#### THE PROBLEM:
Locate each line containing the string "unblocked" and copy it out.

#### RECORDS SUPPLIED:
################

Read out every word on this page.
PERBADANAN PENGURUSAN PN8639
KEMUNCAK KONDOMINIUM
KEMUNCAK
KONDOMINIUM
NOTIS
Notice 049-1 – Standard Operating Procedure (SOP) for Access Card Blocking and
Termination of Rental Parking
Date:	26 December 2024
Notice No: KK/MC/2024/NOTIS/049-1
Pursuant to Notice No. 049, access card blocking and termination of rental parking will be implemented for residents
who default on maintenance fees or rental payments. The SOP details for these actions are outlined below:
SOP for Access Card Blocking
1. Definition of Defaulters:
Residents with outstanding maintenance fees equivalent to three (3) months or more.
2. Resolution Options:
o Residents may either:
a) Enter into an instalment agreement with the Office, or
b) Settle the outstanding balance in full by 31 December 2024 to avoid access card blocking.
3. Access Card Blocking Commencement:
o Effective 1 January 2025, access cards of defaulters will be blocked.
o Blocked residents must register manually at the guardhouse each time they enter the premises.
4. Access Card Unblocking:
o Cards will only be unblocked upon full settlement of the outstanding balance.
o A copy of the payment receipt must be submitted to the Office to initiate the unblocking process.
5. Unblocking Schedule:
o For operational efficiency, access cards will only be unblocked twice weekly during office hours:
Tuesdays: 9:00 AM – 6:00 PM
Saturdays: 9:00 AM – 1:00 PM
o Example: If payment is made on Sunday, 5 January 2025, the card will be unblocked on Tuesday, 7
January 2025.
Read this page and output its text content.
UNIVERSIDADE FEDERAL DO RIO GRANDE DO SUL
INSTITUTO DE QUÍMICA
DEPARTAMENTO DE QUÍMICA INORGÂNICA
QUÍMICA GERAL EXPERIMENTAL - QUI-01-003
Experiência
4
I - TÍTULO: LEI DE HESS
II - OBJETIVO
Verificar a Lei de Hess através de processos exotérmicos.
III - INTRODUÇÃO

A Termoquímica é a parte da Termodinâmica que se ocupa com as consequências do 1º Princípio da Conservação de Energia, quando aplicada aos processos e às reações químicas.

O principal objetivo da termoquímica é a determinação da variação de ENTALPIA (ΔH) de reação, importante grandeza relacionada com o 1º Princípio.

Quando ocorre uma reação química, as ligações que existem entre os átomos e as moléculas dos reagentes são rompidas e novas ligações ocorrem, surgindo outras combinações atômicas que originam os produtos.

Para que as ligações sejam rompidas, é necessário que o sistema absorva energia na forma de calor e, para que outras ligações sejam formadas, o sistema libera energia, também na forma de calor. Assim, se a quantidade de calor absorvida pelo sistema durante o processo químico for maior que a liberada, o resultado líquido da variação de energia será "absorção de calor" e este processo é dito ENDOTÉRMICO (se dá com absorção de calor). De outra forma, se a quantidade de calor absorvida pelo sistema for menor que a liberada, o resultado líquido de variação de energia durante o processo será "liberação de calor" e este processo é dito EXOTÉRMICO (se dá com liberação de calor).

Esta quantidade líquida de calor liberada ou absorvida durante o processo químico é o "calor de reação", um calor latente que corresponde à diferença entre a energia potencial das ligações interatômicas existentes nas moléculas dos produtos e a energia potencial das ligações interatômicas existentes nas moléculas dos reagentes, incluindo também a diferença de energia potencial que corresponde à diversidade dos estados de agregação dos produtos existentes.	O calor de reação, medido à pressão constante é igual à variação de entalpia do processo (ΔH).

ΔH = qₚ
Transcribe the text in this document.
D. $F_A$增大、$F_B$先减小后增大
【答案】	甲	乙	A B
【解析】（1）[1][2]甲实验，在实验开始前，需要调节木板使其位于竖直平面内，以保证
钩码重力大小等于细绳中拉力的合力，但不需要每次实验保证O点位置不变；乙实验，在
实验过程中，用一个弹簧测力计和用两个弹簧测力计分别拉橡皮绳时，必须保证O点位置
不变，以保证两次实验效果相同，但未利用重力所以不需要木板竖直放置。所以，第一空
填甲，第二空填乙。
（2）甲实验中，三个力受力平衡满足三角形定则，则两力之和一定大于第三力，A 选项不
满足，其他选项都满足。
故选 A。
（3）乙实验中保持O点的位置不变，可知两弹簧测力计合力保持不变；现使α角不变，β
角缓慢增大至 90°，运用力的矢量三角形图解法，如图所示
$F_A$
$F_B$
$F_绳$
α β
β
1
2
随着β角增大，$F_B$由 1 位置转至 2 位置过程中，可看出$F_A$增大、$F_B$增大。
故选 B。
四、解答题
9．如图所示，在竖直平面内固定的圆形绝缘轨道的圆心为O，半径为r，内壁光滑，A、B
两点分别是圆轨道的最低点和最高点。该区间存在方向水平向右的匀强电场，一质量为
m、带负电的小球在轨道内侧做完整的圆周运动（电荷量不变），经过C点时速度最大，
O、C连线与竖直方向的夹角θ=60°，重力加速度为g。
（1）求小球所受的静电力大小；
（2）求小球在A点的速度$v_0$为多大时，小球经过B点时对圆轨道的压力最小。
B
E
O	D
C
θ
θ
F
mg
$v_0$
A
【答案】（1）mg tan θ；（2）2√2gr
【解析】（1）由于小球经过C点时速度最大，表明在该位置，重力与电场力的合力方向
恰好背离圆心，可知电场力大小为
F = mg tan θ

################

#### CORRECT RESPONSE:
o Cards will only be unblocked upon full settlement of the outstanding balance.
o For operational efficiency, access cards will only be unblocked twice weekly during office hours:
o Example: If payment is made on Sunday, 5 January 2025, the card will be unblocked on Tuesday, 7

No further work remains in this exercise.